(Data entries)
________

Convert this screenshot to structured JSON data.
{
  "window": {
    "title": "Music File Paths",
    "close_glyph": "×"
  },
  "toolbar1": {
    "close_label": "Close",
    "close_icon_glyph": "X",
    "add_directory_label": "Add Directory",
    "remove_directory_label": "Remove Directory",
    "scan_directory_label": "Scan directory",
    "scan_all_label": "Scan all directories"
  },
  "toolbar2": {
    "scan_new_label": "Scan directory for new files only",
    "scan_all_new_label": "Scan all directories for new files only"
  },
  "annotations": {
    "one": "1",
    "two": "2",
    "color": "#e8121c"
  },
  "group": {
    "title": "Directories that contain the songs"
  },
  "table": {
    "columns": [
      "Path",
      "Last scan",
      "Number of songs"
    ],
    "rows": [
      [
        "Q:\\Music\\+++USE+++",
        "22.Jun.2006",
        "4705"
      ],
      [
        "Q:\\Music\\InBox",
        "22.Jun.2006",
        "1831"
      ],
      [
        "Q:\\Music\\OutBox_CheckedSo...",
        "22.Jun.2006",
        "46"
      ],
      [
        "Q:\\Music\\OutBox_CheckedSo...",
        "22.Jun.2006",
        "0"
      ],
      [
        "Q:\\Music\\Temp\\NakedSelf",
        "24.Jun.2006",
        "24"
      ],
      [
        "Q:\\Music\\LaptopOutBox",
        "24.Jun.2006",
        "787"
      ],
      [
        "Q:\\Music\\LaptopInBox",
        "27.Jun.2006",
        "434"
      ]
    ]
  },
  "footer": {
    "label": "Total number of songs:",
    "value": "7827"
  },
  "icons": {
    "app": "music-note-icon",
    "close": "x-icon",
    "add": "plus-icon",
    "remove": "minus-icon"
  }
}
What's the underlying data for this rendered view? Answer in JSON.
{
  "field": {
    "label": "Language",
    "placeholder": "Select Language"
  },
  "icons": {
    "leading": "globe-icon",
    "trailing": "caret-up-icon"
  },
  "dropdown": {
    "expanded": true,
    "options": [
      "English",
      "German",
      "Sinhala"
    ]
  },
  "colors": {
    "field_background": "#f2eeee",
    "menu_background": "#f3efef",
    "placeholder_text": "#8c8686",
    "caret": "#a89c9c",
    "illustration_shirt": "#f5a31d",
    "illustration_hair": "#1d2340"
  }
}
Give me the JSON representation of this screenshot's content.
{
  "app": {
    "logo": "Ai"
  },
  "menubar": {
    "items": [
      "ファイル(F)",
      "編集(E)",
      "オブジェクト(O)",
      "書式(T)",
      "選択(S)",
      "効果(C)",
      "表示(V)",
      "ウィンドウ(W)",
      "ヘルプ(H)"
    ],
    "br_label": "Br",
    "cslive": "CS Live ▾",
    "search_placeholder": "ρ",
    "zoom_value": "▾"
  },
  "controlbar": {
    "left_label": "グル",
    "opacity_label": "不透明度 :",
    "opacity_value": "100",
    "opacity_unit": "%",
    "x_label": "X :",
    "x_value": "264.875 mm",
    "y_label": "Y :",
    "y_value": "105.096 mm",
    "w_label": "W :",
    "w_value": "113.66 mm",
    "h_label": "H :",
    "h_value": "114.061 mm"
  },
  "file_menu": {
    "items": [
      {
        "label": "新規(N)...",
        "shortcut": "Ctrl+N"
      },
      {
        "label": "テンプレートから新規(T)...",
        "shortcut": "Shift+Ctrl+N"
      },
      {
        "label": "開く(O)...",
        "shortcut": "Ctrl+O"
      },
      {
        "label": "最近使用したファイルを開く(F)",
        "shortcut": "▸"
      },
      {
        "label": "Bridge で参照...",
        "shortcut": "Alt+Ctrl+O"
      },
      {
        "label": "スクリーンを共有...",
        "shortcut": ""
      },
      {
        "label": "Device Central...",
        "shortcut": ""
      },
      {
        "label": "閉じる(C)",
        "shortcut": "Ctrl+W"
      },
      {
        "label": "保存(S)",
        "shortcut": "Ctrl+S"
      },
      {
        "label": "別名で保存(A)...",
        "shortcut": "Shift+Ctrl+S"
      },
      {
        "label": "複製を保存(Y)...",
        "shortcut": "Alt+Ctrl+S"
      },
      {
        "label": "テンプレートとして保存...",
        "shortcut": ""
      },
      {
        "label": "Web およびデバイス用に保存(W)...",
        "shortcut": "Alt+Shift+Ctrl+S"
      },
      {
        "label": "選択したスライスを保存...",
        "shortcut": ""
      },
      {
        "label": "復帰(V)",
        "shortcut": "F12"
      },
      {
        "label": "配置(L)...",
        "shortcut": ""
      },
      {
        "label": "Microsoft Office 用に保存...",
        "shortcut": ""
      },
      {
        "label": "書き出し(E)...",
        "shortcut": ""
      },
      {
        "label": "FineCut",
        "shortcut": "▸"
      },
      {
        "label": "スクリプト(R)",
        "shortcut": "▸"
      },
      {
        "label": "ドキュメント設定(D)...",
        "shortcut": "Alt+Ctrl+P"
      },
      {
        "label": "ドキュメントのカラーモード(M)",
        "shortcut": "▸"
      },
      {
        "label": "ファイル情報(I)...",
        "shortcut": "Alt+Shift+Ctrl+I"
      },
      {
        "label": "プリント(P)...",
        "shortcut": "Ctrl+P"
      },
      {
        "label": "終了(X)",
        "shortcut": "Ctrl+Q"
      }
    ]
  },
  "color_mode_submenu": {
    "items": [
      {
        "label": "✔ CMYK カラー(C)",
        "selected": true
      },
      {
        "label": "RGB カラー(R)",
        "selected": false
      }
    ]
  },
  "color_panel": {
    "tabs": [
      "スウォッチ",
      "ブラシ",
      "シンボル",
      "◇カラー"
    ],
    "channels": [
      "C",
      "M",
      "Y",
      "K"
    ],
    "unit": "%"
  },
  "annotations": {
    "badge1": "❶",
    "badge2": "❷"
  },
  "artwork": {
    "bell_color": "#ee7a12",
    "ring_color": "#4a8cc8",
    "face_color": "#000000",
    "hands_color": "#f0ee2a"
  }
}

________

— Task instructions —
Please restate the records in full, word for word.

— Exercise output —
Convert this screenshot to structured JSON data.
{
  "window": {
    "title": "Music File Paths",
    "close_glyph": "×"
  },
  "toolbar1": {
    "close_label": "Close",
    "close_icon_glyph": "X",
    "add_directory_label": "Add Directory",
    "remove_directory_label": "Remove Directory",
    "scan_directory_label": "Scan directory",
    "scan_all_label": "Scan all directories"
  },
  "toolbar2": {
    "scan_new_label": "Scan directory for new files only",
    "scan_all_new_label": "Scan all directories for new files only"
  },
  "annotations": {
    "one": "1",
    "two": "2",
    "color": "#e8121c"
  },
  "group": {
    "title": "Directories that contain the songs"
  },
  "table": {
    "columns": [
      "Path",
      "Last scan",
      "Number of songs"
    ],
    "rows": [
      [
        "Q:\\Music\\+++USE+++",
        "22.Jun.2006",
        "4705"
      ],
      [
        "Q:\\Music\\InBox",
        "22.Jun.2006",
        "1831"
      ],
      [
        "Q:\\Music\\OutBox_CheckedSo...",
        "22.Jun.2006",
        "46"
      ],
      [
        "Q:\\Music\\OutBox_CheckedSo...",
        "22.Jun.2006",
        "0"
      ],
      [
        "Q:\\Music\\Temp\\NakedSelf",
        "24.Jun.2006",
        "24"
      ],
      [
        "Q:\\Music\\LaptopOutBox",
        "24.Jun.2006",
        "787"
      ],
      [
        "Q:\\Music\\LaptopInBox",
        "27.Jun.2006",
        "434"
      ]
    ]
  },
  "footer": {
    "label": "Total number of songs:",
    "value": "7827"
  },
  "icons": {
    "app": "music-note-icon",
    "close": "x-icon",
    "add": "plus-icon",
    "remove": "minus-icon"
  }
}
What's the underlying data for this rendered view? Answer in JSON.
{
  "field": {
    "label": "Language",
    "placeholder": "Select Language"
  },
  "icons": {
    "leading": "globe-icon",
    "trailing": "caret-up-icon"
  },
  "dropdown": {
    "expanded": true,
    "options": [
      "English",
      "German",
      "Sinhala"
    ]
  },
  "colors": {
    "field_background": "#f2eeee",
    "menu_background": "#f3efef",
    "placeholder_text": "#8c8686",
    "caret": "#a89c9c",
    "illustration_shirt": "#f5a31d",
    "illustration_hair": "#1d2340"
  }
}
Give me the JSON representation of this screenshot's content.
{
  "app": {
    "logo": "Ai"
  },
  "menubar": {
    "items": [
      "ファイル(F)",
      "編集(E)",
      "オブジェクト(O)",
      "書式(T)",
      "選択(S)",
      "効果(C)",
      "表示(V)",
      "ウィンドウ(W)",
      "ヘルプ(H)"
    ],
    "br_label": "Br",
    "cslive": "CS Live ▾",
    "search_placeholder": "ρ",
    "zoom_value": "▾"
  },
  "controlbar": {
    "left_label": "グル",
    "opacity_label": "不透明度 :",
    "opacity_value": "100",
    "opacity_unit": "%",
    "x_label": "X :",
    "x_value": "264.875 mm",
    "y_label": "Y :",
    "y_value": "105.096 mm",
    "w_label": "W :",
    "w_value": "113.66 mm",
    "h_label": "H :",
    "h_value": "114.061 mm"
  },
  "file_menu": {
    "items": [
      {
        "label": "新規(N)...",
        "shortcut": "Ctrl+N"
      },
      {
        "label": "テンプレートから新規(T)...",
        "shortcut": "Shift+Ctrl+N"
      },
      {
        "label": "開く(O)...",
        "shortcut": "Ctrl+O"
      },
      {
        "label": "最近使用したファイルを開く(F)",
        "shortcut": "▸"
      },
      {
        "label": "Bridge で参照...",
        "shortcut": "Alt+Ctrl+O"
      },
      {
        "label": "スクリーンを共有...",
        "shortcut": ""
      },
      {
        "label": "Device Central...",
        "shortcut": ""
      },
      {
        "label": "閉じる(C)",
        "shortcut": "Ctrl+W"
      },
      {
        "label": "保存(S)",
        "shortcut": "Ctrl+S"
      },
      {
        "label": "別名で保存(A)...",
        "shortcut": "Shift+Ctrl+S"
      },
      {
        "label": "複製を保存(Y)...",
        "shortcut": "Alt+Ctrl+S"
      },
      {
        "label": "テンプレートとして保存...",
        "shortcut": ""
      },
      {
        "label": "Web およびデバイス用に保存(W)...",
        "shortcut": "Alt+Shift+Ctrl+S"
      },
      {
        "label": "選択したスライスを保存...",
        "shortcut": ""
      },
      {
        "label": "復帰(V)",
        "shortcut": "F12"
      },
      {
        "label": "配置(L)...",
        "shortcut": ""
      },
      {
        "label": "Microsoft Office 用に保存...",
        "shortcut": ""
      },
      {
        "label": "書き出し(E)...",
        "shortcut": ""
      },
      {
        "label": "FineCut",
        "shortcut": "▸"
      },
      {
        "label": "スクリプト(R)",
        "shortcut": "▸"
      },
      {
        "label": "ドキュメント設定(D)...",
        "shortcut": "Alt+Ctrl+P"
      },
      {
        "label": "ドキュメントのカラーモード(M)",
        "shortcut": "▸"
      },
      {
        "label": "ファイル情報(I)...",
        "shortcut": "Alt+Shift+Ctrl+I"
      },
      {
        "label": "プリント(P)...",
        "shortcut": "Ctrl+P"
      },
      {
        "label": "終了(X)",
        "shortcut": "Ctrl+Q"
      }
    ]
  },
  "color_mode_submenu": {
    "items": [
      {
        "label": "✔ CMYK カラー(C)",
        "selected": true
      },
      {
        "label": "RGB カラー(R)",
        "selected": false
      }
    ]
  },
  "color_panel": {
    "tabs": [
      "スウォッチ",
      "ブラシ",
      "シンボル",
      "◇カラー"
    ],
    "channels": [
      "C",
      "M",
      "Y",
      "K"
    ],
    "unit": "%"
  },
  "annotations": {
    "badge1": "❶",
    "badge2": "❷"
  },
  "artwork": {
    "bell_color": "#ee7a12",
    "ring_color": "#4a8cc8",
    "face_color": "#000000",
    "hands_color": "#f0ee2a"
  }
}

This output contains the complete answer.